**The task**.
Copy every entry exactly.

**Data extract**.
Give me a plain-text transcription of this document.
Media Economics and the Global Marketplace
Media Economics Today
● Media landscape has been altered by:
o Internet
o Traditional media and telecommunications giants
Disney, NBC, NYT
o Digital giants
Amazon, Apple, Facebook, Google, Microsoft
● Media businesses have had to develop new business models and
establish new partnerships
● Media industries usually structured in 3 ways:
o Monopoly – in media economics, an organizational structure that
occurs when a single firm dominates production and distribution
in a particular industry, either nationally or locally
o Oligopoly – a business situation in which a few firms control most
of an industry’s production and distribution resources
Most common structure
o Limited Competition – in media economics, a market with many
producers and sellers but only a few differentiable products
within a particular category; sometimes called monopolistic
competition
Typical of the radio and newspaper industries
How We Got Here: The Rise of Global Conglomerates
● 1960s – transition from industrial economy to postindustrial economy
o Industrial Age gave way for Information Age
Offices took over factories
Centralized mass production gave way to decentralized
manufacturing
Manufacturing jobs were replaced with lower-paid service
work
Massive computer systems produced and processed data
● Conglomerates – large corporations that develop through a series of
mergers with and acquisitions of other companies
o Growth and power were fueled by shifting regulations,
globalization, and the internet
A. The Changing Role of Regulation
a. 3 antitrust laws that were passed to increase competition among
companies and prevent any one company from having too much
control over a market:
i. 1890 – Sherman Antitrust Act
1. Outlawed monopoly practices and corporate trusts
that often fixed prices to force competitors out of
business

**Written solution**.
Give me a plain-text transcription of this document.
Media Economics and the Global Marketplace
Media Economics Today
● Media landscape has been altered by:
o Internet
o Traditional media and telecommunications giants
Disney, NBC, NYT
o Digital giants
Amazon, Apple, Facebook, Google, Microsoft
● Media businesses have had to develop new business models and
establish new partnerships
● Media industries usually structured in 3 ways:
o Monopoly – in media economics, an organizational structure that
occurs when a single firm dominates production and distribution
in a particular industry, either nationally or locally
o Oligopoly – a business situation in which a few firms control most
of an industry’s production and distribution resources
Most common structure
o Limited Competition – in media economics, a market with many
producers and sellers but only a few differentiable products
within a particular category; sometimes called monopolistic
competition
Typical of the radio and newspaper industries
How We Got Here: The Rise of Global Conglomerates
● 1960s – transition from industrial economy to postindustrial economy
o Industrial Age gave way for Information Age
Offices took over factories
Centralized mass production gave way to decentralized
manufacturing
Manufacturing jobs were replaced with lower-paid service
work
Massive computer systems produced and processed data
● Conglomerates – large corporations that develop through a series of
mergers with and acquisitions of other companies
o Growth and power were fueled by shifting regulations,
globalization, and the internet
A. The Changing Role of Regulation
a. 3 antitrust laws that were passed to increase competition among
companies and prevent any one company from having too much
control over a market:
i. 1890 – Sherman Antitrust Act
1. Outlawed monopoly practices and corporate trusts
that often fixed prices to force competitors out of
business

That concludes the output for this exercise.